- _TASK TO CARRY OUT_: Reproduce all the entries exactly and keep the pictures out.

- - - - -

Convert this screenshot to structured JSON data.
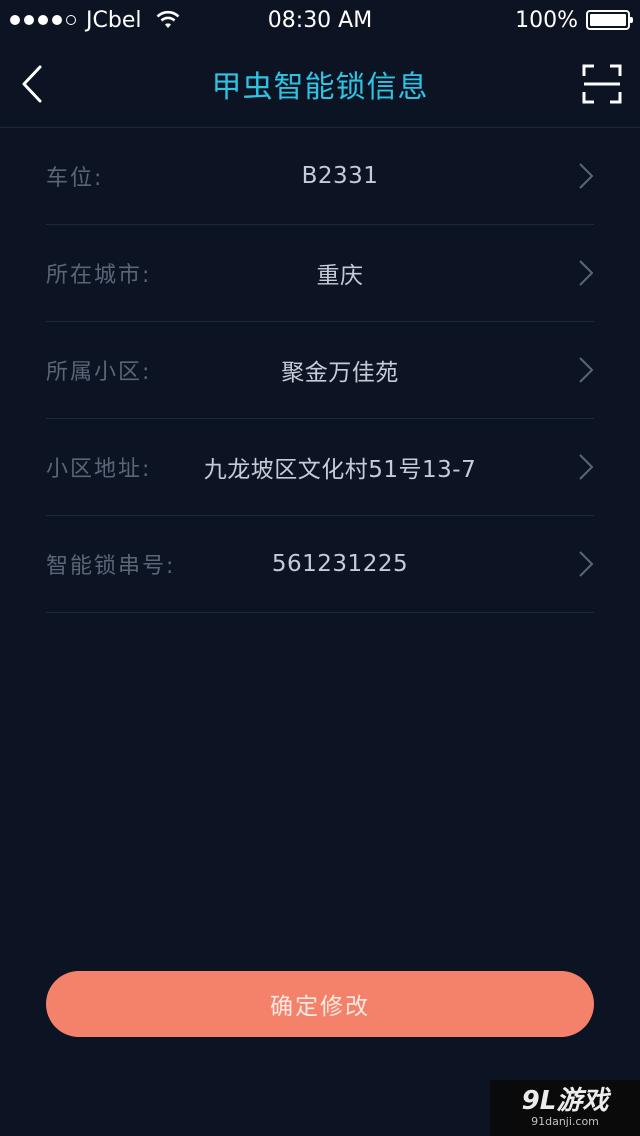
{
  "status_bar": {
    "carrier": "JCbel",
    "time": "08:30 AM",
    "battery": "100%"
  },
  "nav": {
    "title": "甲虫智能锁信息"
  },
  "info_rows": [
    {
      "label": "车位:",
      "value": "B2331"
    },
    {
      "label": "所在城市:",
      "value": "重庆"
    },
    {
      "label": "所属小区:",
      "value": "聚金万佳苑"
    },
    {
      "label": "小区地址:",
      "value": "九龙坡区文化村51号13-7"
    },
    {
      "label": "智能锁串号:",
      "value": "561231225"
    }
  ],
  "confirm_button": {
    "label": "确定修改"
  },
  "watermark": {
    "main": "9L游戏",
    "sub": "91danji.com"
  },
  "colors": {
    "background": "#0c1323",
    "title": "#2ec3e3",
    "button": "#f4826a"
  }
}
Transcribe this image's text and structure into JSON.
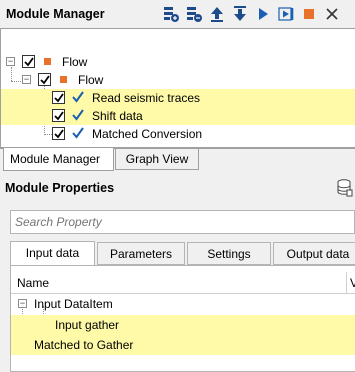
{
  "module_manager": {
    "title": "Module Manager",
    "toolbar": [
      {
        "name": "add-module-icon",
        "color": "#1e4b8c"
      },
      {
        "name": "remove-module-icon",
        "color": "#1e4b8c"
      },
      {
        "name": "move-up-icon",
        "color": "#1e4b8c"
      },
      {
        "name": "move-down-icon",
        "color": "#1e4b8c"
      },
      {
        "name": "run-icon",
        "color": "#1a5fb4"
      },
      {
        "name": "run-step-icon",
        "color": "#1a5fb4"
      },
      {
        "name": "stop-icon",
        "color": "#e8722c"
      },
      {
        "name": "close-icon",
        "color": "#333333"
      }
    ],
    "tree": [
      {
        "label": "Flow",
        "level": 0,
        "expander": "⊟",
        "checked": true,
        "icon": "orange-square",
        "highlight": false
      },
      {
        "label": "Flow",
        "level": 1,
        "expander": "⊟",
        "checked": true,
        "icon": "orange-square",
        "highlight": false
      },
      {
        "label": "Read seismic traces",
        "level": 2,
        "checked": true,
        "icon": "checkmark",
        "highlight": true
      },
      {
        "label": "Shift data",
        "level": 2,
        "checked": true,
        "icon": "checkmark",
        "highlight": true
      },
      {
        "label": "Matched Conversion",
        "level": 2,
        "checked": true,
        "icon": "checkmark",
        "highlight": false
      }
    ],
    "tabs": [
      "Module Manager",
      "Graph View"
    ],
    "active_tab": "Module Manager"
  },
  "module_properties": {
    "title": "Module Properties",
    "search_placeholder": "Search Property",
    "tabs": [
      "Input data",
      "Parameters",
      "Settings",
      "Output data"
    ],
    "active_tab": "Input data",
    "columns": [
      "Name",
      "V"
    ],
    "items": [
      {
        "label": "Input DataItem",
        "level": 0,
        "highlight": false
      },
      {
        "label": "Input gather",
        "level": 1,
        "highlight": true
      },
      {
        "label": "Matched to Gather",
        "level": 0,
        "highlight": true
      }
    ]
  },
  "colors": {
    "highlight": "#fffaa8",
    "accent_orange": "#e8722c",
    "check_blue": "#1a5fb4"
  }
}
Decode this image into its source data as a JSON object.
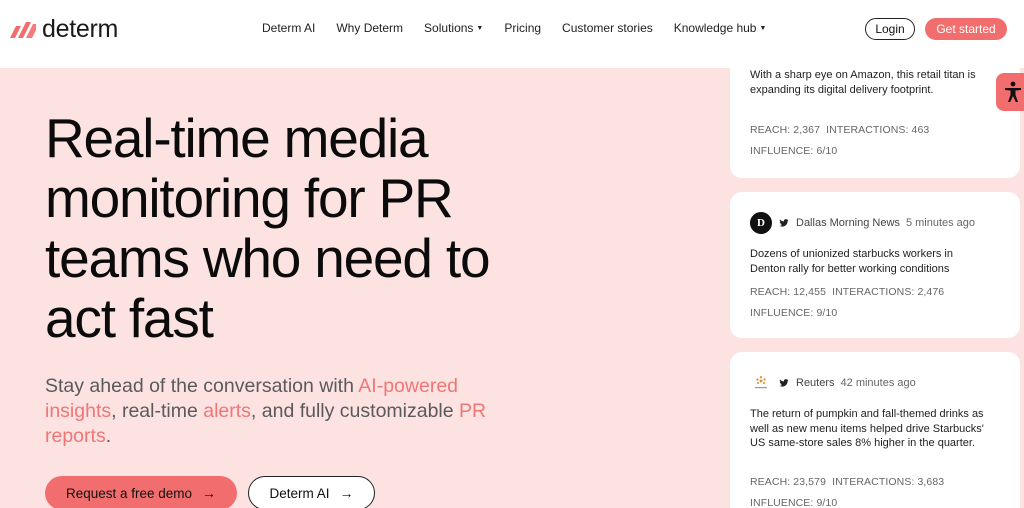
{
  "brand": {
    "name": "determ"
  },
  "nav": {
    "items": [
      {
        "label": "Determ AI",
        "has_dropdown": false
      },
      {
        "label": "Why Determ",
        "has_dropdown": false
      },
      {
        "label": "Solutions",
        "has_dropdown": true
      },
      {
        "label": "Pricing",
        "has_dropdown": false
      },
      {
        "label": "Customer stories",
        "has_dropdown": false
      },
      {
        "label": "Knowledge hub",
        "has_dropdown": true
      }
    ],
    "login_label": "Login",
    "get_started_label": "Get started"
  },
  "hero": {
    "title_lines": [
      "Real-time media",
      "monitoring for PR",
      "teams who need to",
      "act fast"
    ],
    "subtitle": {
      "part1": "Stay ahead of the conversation with ",
      "hl1": "AI-powered insights",
      "part2": ", real-time ",
      "hl2": "alerts",
      "part3": ", and fully customizable ",
      "hl3": "PR reports",
      "part4": "."
    },
    "demo_button_label": "Request a free demo",
    "ai_button_label": "Determ AI",
    "arrow": "→"
  },
  "feed": {
    "cards": [
      {
        "text": "With a sharp eye on Amazon, this retail titan is expanding its digital delivery footprint.",
        "reach": "REACH: 2,367",
        "interactions": "INTERACTIONS: 463",
        "influence": "INFLUENCE: 6/10"
      },
      {
        "source": "Dallas Morning News",
        "time": "5 minutes ago",
        "avatar_letter": "D",
        "text": "Dozens of unionized starbucks workers in Denton rally for better working conditions",
        "reach": "REACH: 12,455",
        "interactions": "INTERACTIONS: 2,476",
        "influence": "INFLUENCE: 9/10"
      },
      {
        "source": "Reuters",
        "time": "42 minutes ago",
        "text": "The return of pumpkin and fall-themed drinks as well as new menu items helped drive Starbucks' US same-store sales 8% higher in the quarter.",
        "reach": "REACH: 23,579",
        "interactions": "INTERACTIONS: 3,683",
        "influence": "INFLUENCE: 9/10"
      }
    ]
  },
  "icons": {
    "social": "twitter-bird-icon",
    "accessibility": "accessibility-person-icon"
  },
  "colors": {
    "accent": "#f26d6d",
    "hero_bg": "#fde2e2",
    "highlight_text": "#f07676"
  }
}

- - - - -

- _EXERCISE RESPONSE_:
Convert this screenshot to structured JSON data.
{
  "status_bar": {
    "carrier": "JCbel",
    "time": "08:30 AM",
    "battery": "100%"
  },
  "nav": {
    "title": "甲虫智能锁信息"
  },
  "info_rows": [
    {
      "label": "车位:",
      "value": "B2331"
    },
    {
      "label": "所在城市:",
      "value": "重庆"
    },
    {
      "label": "所属小区:",
      "value": "聚金万佳苑"
    },
    {
      "label": "小区地址:",
      "value": "九龙坡区文化村51号13-7"
    },
    {
      "label": "智能锁串号:",
      "value": "561231225"
    }
  ],
  "confirm_button": {
    "label": "确定修改"
  },
  "watermark": {
    "main": "9L游戏",
    "sub": "91danji.com"
  },
  "colors": {
    "background": "#0c1323",
    "title": "#2ec3e3",
    "button": "#f4826a"
  }
}
Transcribe this image's text and structure into JSON.
{
  "module_manager": {
    "title": "Module Manager",
    "toolbar": [
      {
        "name": "add-module-icon",
        "color": "#1e4b8c"
      },
      {
        "name": "remove-module-icon",
        "color": "#1e4b8c"
      },
      {
        "name": "move-up-icon",
        "color": "#1e4b8c"
      },
      {
        "name": "move-down-icon",
        "color": "#1e4b8c"
      },
      {
        "name": "run-icon",
        "color": "#1a5fb4"
      },
      {
        "name": "run-step-icon",
        "color": "#1a5fb4"
      },
      {
        "name": "stop-icon",
        "color": "#e8722c"
      },
      {
        "name": "close-icon",
        "color": "#333333"
      }
    ],
    "tree": [
      {
        "label": "Flow",
        "level": 0,
        "expander": "⊟",
        "checked": true,
        "icon": "orange-square",
        "highlight": false
      },
      {
        "label": "Flow",
        "level": 1,
        "expander": "⊟",
        "checked": true,
        "icon": "orange-square",
        "highlight": false
      },
      {
        "label": "Read seismic traces",
        "level": 2,
        "checked": true,
        "icon": "checkmark",
        "highlight": true
      },
      {
        "label": "Shift data",
        "level": 2,
        "checked": true,
        "icon": "checkmark",
        "highlight": true
      },
      {
        "label": "Matched Conversion",
        "level": 2,
        "checked": true,
        "icon": "checkmark",
        "highlight": false
      }
    ],
    "tabs": [
      "Module Manager",
      "Graph View"
    ],
    "active_tab": "Module Manager"
  },
  "module_properties": {
    "title": "Module Properties",
    "search_placeholder": "Search Property",
    "tabs": [
      "Input data",
      "Parameters",
      "Settings",
      "Output data"
    ],
    "active_tab": "Input data",
    "columns": [
      "Name",
      "V"
    ],
    "items": [
      {
        "label": "Input DataItem",
        "level": 0,
        "highlight": false
      },
      {
        "label": "Input gather",
        "level": 1,
        "highlight": true
      },
      {
        "label": "Matched to Gather",
        "level": 0,
        "highlight": true
      }
    ]
  },
  "colors": {
    "highlight": "#fffaa8",
    "accent_orange": "#e8722c",
    "check_blue": "#1a5fb4"
  }
}
Decode this image into its source data as a JSON object.
{
  "brand": {
    "name": "determ"
  },
  "nav": {
    "items": [
      {
        "label": "Determ AI",
        "has_dropdown": false
      },
      {
        "label": "Why Determ",
        "has_dropdown": false
      },
      {
        "label": "Solutions",
        "has_dropdown": true
      },
      {
        "label": "Pricing",
        "has_dropdown": false
      },
      {
        "label": "Customer stories",
        "has_dropdown": false
      },
      {
        "label": "Knowledge hub",
        "has_dropdown": true
      }
    ],
    "login_label": "Login",
    "get_started_label": "Get started"
  },
  "hero": {
    "title_lines": [
      "Real-time media",
      "monitoring for PR",
      "teams who need to",
      "act fast"
    ],
    "subtitle": {
      "part1": "Stay ahead of the conversation with ",
      "hl1": "AI-powered insights",
      "part2": ", real-time ",
      "hl2": "alerts",
      "part3": ", and fully customizable ",
      "hl3": "PR reports",
      "part4": "."
    },
    "demo_button_label": "Request a free demo",
    "ai_button_label": "Determ AI",
    "arrow": "→"
  },
  "feed": {
    "cards": [
      {
        "text": "With a sharp eye on Amazon, this retail titan is expanding its digital delivery footprint.",
        "reach": "REACH: 2,367",
        "interactions": "INTERACTIONS: 463",
        "influence": "INFLUENCE: 6/10"
      },
      {
        "source": "Dallas Morning News",
        "time": "5 minutes ago",
        "avatar_letter": "D",
        "text": "Dozens of unionized starbucks workers in Denton rally for better working conditions",
        "reach": "REACH: 12,455",
        "interactions": "INTERACTIONS: 2,476",
        "influence": "INFLUENCE: 9/10"
      },
      {
        "source": "Reuters",
        "time": "42 minutes ago",
        "text": "The return of pumpkin and fall-themed drinks as well as new menu items helped drive Starbucks' US same-store sales 8% higher in the quarter.",
        "reach": "REACH: 23,579",
        "interactions": "INTERACTIONS: 3,683",
        "influence": "INFLUENCE: 9/10"
      }
    ]
  },
  "icons": {
    "social": "twitter-bird-icon",
    "accessibility": "accessibility-person-icon"
  },
  "colors": {
    "accent": "#f26d6d",
    "hero_bg": "#fde2e2",
    "highlight_text": "#f07676"
  }
}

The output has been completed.